>> begin RECORD EXCERPTS
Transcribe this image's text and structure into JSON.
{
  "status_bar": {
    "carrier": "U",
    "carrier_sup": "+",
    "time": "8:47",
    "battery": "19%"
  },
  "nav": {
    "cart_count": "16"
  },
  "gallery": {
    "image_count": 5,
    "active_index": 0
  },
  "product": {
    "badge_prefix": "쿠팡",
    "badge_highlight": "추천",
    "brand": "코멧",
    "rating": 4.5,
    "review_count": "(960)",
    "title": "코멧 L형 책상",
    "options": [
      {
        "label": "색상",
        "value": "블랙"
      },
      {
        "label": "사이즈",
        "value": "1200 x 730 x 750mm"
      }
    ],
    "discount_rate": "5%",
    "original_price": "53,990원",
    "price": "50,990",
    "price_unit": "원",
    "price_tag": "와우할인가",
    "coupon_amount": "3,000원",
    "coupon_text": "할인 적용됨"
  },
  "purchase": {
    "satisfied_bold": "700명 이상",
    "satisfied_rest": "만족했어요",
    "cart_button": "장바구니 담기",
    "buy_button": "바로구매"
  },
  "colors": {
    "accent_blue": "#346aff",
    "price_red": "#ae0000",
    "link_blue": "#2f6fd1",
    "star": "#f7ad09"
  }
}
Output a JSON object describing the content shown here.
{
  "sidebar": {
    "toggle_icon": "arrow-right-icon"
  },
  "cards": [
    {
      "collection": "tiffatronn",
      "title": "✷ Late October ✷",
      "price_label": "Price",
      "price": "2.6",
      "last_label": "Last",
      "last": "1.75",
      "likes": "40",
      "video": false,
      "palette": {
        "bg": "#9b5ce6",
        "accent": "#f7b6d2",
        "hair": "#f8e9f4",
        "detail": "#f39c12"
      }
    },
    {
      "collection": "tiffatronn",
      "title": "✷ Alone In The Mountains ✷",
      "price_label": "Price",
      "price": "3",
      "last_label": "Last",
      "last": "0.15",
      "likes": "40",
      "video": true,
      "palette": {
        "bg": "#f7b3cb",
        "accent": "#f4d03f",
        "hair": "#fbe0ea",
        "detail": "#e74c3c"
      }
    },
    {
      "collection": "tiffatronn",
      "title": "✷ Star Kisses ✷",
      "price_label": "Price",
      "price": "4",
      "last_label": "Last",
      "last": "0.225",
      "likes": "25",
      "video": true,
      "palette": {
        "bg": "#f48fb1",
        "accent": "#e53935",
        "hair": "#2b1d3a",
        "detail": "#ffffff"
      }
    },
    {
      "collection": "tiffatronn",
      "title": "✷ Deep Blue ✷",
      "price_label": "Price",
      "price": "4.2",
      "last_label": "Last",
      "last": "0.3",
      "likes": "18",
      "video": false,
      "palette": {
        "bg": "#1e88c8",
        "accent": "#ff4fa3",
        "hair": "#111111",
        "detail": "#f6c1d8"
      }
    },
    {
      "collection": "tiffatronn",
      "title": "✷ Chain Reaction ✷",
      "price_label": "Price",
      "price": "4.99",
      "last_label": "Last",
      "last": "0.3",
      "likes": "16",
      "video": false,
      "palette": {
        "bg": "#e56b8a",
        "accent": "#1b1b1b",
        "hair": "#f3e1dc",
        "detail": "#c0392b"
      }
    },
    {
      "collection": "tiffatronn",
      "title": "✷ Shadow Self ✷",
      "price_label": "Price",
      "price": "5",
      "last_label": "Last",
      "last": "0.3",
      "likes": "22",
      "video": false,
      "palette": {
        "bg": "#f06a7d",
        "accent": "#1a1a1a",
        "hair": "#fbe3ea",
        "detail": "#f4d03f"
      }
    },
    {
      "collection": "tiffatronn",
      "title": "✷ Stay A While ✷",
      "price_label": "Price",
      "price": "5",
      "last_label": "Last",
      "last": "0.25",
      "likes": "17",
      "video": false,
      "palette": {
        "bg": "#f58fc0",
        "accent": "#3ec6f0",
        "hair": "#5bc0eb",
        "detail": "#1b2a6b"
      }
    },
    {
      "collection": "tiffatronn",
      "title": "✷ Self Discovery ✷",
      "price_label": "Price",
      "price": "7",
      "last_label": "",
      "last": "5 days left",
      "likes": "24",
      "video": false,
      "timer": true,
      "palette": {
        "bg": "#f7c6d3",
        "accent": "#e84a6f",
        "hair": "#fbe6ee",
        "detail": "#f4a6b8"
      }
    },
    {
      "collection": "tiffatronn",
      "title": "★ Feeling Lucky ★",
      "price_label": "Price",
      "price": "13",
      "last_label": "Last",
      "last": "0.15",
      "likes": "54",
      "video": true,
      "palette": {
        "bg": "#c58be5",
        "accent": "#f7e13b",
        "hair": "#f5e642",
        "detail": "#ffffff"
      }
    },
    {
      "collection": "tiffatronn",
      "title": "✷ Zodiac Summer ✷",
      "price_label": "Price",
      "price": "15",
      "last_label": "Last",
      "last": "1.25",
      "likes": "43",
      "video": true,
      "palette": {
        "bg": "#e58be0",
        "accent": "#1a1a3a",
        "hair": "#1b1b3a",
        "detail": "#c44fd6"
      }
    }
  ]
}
>> end RECORD EXCERPTS
> WHAT NEEDS TO BE DONE
Report the number of lines in the entries above that include the word "hair" and add nothing to it.

> EXPECTED OUTPUT
10